> [THE REQUEST]
Where a line holds "event", copy it.

Saved entries
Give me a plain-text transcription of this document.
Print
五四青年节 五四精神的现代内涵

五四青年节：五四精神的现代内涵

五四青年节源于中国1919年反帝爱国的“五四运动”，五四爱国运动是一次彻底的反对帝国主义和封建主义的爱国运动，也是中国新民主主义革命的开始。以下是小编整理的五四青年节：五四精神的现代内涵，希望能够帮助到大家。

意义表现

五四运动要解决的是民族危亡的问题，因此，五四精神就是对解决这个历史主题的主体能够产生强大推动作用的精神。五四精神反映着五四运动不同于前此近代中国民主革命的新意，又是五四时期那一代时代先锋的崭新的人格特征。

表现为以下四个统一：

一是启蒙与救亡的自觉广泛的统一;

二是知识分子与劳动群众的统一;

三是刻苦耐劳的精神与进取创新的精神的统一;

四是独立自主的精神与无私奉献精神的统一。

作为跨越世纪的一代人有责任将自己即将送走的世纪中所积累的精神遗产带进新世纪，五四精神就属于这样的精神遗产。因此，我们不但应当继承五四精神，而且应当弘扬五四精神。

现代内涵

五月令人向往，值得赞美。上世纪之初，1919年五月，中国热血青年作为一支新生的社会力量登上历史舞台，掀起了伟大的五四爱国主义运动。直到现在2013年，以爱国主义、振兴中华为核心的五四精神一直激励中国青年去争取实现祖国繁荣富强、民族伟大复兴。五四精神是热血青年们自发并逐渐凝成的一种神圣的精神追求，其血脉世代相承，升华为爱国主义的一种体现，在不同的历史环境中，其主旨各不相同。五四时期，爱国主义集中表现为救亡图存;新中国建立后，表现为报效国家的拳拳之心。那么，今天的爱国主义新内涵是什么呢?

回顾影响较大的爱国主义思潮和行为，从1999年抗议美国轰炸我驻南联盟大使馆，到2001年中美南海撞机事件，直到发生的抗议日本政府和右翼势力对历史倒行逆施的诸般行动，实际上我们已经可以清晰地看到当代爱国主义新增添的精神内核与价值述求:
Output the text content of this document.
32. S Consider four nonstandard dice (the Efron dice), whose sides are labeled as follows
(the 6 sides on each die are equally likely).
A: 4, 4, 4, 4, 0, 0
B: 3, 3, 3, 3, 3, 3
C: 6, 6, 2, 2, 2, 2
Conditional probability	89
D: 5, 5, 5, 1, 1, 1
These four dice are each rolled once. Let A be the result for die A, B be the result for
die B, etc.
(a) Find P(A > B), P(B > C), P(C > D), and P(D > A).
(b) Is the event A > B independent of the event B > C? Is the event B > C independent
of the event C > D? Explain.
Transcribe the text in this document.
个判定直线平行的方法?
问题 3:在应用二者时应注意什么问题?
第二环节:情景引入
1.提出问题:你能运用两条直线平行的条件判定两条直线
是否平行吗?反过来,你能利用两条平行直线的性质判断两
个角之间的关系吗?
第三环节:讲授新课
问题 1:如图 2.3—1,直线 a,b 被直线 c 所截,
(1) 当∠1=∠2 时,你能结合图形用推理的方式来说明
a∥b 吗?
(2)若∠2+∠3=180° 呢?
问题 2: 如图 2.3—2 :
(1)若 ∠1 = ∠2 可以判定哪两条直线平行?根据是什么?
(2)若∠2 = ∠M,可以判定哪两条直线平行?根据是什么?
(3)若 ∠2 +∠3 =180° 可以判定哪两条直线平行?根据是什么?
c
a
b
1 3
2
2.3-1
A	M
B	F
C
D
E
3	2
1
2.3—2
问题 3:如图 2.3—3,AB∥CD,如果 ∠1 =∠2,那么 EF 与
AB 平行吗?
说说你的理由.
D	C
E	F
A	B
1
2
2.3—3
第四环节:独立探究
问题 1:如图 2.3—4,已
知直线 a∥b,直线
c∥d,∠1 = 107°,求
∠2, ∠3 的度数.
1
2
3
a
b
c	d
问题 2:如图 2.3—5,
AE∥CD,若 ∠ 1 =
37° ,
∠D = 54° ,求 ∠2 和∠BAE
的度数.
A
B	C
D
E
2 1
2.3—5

> [ANSWER TO THIS TASK]
(b) Is the event A > B independent of the event B > C? Is the event B > C independent
of the event C > D? Explain.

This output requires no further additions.